__THE PROBLEM__
Using the records below, locate all lines containing "advokasi" and return them.

__ITEMS__
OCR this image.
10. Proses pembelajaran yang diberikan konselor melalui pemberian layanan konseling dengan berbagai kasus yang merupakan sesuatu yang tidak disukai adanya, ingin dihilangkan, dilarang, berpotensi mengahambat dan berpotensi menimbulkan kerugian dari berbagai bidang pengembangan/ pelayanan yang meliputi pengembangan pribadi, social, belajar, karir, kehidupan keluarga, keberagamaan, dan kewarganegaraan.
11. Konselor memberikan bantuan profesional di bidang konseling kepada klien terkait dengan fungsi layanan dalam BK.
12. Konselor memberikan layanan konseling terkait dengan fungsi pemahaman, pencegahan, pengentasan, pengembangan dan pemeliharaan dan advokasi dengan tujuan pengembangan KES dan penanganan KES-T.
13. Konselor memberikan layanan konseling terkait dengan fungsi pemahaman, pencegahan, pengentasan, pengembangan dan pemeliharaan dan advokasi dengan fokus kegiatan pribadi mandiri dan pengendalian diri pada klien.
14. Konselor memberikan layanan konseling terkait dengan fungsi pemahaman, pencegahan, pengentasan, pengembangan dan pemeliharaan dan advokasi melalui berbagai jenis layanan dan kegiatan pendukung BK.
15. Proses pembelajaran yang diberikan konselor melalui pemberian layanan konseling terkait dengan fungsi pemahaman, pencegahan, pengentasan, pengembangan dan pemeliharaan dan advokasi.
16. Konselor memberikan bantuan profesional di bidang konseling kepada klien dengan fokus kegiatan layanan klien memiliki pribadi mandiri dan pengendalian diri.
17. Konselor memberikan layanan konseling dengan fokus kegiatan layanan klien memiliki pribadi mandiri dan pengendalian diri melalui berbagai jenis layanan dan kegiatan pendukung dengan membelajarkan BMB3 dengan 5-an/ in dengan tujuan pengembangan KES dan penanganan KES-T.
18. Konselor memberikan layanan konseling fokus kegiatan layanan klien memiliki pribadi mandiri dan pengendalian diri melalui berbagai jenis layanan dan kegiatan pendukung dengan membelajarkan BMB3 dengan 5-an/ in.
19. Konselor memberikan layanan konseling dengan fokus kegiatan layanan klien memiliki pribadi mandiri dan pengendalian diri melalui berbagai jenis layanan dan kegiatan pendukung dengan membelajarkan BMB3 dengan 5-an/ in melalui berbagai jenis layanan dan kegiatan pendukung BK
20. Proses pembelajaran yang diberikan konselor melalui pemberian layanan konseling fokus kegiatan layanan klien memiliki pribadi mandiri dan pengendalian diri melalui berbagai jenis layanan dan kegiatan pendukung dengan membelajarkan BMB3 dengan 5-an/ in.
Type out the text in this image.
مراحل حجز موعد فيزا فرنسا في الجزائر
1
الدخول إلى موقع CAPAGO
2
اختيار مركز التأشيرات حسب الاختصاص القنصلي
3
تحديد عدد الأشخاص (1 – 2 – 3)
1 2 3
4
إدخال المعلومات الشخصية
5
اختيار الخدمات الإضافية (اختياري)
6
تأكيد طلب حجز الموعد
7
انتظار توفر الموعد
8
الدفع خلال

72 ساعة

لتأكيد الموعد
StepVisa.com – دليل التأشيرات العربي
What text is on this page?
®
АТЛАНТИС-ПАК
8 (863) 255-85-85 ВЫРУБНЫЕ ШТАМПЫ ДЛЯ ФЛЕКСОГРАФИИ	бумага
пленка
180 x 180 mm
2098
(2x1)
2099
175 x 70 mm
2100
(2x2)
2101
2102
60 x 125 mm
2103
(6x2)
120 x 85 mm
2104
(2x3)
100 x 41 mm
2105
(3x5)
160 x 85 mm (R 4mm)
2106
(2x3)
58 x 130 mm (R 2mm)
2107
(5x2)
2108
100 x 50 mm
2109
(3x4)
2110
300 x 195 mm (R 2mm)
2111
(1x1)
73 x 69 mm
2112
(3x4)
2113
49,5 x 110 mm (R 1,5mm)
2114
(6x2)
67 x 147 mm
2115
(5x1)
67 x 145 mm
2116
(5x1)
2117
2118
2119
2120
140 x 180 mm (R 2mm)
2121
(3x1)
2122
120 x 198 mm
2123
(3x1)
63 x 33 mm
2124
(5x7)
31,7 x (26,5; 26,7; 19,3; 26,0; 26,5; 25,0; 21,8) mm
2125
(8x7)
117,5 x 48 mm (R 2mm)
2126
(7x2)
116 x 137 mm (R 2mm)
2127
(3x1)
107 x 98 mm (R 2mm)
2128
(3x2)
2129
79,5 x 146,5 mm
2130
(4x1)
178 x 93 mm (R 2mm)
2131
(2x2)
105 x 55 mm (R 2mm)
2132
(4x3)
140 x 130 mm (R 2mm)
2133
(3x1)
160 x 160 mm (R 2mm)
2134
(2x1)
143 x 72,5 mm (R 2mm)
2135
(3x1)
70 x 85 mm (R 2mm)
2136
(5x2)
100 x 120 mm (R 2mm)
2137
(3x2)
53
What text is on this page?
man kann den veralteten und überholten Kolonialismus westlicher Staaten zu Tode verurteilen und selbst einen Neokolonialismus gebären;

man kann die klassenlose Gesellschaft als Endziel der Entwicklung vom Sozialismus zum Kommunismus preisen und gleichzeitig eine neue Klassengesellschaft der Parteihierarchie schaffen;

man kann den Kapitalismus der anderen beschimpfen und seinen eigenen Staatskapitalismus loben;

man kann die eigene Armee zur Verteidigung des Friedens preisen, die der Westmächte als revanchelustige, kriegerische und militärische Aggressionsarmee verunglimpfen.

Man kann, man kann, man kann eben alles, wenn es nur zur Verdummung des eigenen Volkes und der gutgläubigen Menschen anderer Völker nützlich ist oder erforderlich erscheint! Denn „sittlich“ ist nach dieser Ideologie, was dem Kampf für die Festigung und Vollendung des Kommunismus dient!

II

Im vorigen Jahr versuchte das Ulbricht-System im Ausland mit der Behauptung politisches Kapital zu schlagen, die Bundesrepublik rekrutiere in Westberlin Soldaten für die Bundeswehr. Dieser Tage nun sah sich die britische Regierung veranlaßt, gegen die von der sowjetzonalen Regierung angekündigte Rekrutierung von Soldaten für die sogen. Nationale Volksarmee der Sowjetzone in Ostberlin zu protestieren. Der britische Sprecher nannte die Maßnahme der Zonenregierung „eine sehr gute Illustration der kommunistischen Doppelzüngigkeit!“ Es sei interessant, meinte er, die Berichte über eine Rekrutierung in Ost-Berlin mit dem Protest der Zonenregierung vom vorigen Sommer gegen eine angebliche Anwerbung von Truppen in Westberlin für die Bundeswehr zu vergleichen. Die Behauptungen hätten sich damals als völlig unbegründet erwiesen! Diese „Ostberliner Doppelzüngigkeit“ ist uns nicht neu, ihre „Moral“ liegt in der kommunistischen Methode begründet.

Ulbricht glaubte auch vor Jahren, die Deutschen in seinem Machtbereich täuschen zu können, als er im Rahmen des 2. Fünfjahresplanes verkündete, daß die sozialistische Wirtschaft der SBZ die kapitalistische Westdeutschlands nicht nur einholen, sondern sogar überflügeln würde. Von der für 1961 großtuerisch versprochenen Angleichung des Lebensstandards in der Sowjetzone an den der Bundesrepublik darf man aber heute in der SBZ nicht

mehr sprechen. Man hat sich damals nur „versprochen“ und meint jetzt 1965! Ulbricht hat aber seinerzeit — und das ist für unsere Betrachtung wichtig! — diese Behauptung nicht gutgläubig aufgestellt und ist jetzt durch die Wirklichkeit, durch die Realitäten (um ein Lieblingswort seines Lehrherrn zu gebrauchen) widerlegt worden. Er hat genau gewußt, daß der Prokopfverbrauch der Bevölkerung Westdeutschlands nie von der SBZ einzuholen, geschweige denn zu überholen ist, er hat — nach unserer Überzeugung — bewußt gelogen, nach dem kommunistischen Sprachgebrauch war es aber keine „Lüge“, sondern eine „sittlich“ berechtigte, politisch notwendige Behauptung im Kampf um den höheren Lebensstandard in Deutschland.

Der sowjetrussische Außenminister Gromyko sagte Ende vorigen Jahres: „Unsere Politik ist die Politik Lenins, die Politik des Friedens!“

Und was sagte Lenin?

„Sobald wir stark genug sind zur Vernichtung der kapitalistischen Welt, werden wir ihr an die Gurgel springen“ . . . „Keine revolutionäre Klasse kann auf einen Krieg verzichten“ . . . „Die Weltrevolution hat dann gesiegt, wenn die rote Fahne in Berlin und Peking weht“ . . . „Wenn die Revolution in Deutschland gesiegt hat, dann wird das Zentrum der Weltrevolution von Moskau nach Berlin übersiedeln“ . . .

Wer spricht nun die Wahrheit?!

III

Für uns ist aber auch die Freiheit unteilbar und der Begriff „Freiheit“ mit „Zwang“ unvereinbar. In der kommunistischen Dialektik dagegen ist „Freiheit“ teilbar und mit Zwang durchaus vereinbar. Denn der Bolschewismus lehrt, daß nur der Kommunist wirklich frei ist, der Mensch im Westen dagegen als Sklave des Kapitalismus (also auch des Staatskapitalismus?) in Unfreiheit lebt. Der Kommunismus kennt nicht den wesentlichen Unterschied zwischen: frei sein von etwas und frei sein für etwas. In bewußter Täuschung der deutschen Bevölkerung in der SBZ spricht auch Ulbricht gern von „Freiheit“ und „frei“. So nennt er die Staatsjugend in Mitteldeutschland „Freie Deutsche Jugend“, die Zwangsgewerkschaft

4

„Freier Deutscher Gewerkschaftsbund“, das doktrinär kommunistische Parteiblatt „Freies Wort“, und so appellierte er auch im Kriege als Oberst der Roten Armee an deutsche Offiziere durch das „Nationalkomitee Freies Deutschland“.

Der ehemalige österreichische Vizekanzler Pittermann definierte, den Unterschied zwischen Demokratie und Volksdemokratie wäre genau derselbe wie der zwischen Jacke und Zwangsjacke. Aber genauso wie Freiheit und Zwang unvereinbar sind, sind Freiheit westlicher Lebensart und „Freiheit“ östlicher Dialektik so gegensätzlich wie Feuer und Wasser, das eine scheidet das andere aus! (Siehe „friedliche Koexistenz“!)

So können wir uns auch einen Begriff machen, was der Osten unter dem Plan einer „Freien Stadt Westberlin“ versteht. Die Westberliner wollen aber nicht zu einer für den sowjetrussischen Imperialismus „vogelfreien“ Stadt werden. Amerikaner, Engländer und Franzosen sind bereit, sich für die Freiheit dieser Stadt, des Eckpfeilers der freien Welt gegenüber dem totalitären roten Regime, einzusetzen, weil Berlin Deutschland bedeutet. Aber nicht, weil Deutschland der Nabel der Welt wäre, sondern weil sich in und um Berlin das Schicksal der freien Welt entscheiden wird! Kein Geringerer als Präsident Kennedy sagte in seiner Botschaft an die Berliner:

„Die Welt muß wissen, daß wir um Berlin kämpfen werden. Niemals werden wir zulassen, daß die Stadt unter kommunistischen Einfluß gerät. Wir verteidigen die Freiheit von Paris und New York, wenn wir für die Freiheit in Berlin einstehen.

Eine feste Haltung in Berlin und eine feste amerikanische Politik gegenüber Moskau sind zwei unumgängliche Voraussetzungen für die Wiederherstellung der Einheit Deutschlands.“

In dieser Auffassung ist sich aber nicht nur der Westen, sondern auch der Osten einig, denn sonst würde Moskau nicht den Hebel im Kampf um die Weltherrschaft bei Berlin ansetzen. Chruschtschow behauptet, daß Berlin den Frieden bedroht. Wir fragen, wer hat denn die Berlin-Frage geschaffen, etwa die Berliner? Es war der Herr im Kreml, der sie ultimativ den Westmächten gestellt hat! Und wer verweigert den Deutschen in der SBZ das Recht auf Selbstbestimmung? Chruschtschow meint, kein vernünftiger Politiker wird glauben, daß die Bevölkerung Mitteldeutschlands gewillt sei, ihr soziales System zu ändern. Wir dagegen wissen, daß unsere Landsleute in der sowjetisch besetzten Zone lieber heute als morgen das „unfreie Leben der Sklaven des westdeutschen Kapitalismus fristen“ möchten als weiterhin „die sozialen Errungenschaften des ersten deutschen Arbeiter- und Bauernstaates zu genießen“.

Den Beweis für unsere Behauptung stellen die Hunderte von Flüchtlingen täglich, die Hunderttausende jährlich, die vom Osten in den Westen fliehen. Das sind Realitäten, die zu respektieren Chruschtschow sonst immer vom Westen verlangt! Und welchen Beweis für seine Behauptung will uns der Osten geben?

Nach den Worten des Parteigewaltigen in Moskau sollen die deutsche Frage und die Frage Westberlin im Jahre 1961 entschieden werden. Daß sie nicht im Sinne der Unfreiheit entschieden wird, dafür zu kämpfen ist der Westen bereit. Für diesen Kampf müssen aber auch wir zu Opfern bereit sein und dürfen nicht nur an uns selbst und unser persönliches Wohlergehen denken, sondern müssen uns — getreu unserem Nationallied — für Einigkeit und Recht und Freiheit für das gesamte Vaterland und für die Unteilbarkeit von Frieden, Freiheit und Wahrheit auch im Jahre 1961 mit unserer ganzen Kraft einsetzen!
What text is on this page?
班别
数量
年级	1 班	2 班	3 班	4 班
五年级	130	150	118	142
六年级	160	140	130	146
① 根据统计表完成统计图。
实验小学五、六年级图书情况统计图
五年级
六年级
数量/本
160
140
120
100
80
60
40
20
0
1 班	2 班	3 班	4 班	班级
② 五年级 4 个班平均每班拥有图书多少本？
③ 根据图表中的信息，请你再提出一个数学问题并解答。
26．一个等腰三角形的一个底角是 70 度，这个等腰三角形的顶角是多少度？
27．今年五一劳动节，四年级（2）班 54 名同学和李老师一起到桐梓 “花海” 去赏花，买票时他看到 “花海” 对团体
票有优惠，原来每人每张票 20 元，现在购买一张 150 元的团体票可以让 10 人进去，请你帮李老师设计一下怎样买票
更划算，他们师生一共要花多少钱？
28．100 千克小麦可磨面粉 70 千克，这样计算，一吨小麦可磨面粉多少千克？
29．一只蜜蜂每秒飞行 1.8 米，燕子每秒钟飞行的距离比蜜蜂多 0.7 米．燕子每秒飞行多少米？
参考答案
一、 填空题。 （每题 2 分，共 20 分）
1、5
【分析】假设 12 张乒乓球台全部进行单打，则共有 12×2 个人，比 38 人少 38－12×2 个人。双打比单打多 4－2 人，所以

__CORRECT RESULT__
12. Konselor memberikan layanan konseling terkait dengan fungsi pemahaman, pencegahan, pengentasan, pengembangan dan pemeliharaan dan advokasi dengan tujuan pengembangan KES dan penanganan KES-T.
13. Konselor memberikan layanan konseling terkait dengan fungsi pemahaman, pencegahan, pengentasan, pengembangan dan pemeliharaan dan advokasi dengan fokus kegiatan pribadi mandiri dan pengendalian diri pada klien.
14. Konselor memberikan layanan konseling terkait dengan fungsi pemahaman, pencegahan, pengentasan, pengembangan dan pemeliharaan dan advokasi melalui berbagai jenis layanan dan kegiatan pendukung BK.
15. Proses pembelajaran yang diberikan konselor melalui pemberian layanan konseling terkait dengan fungsi pemahaman, pencegahan, pengentasan, pengembangan dan pemeliharaan dan advokasi.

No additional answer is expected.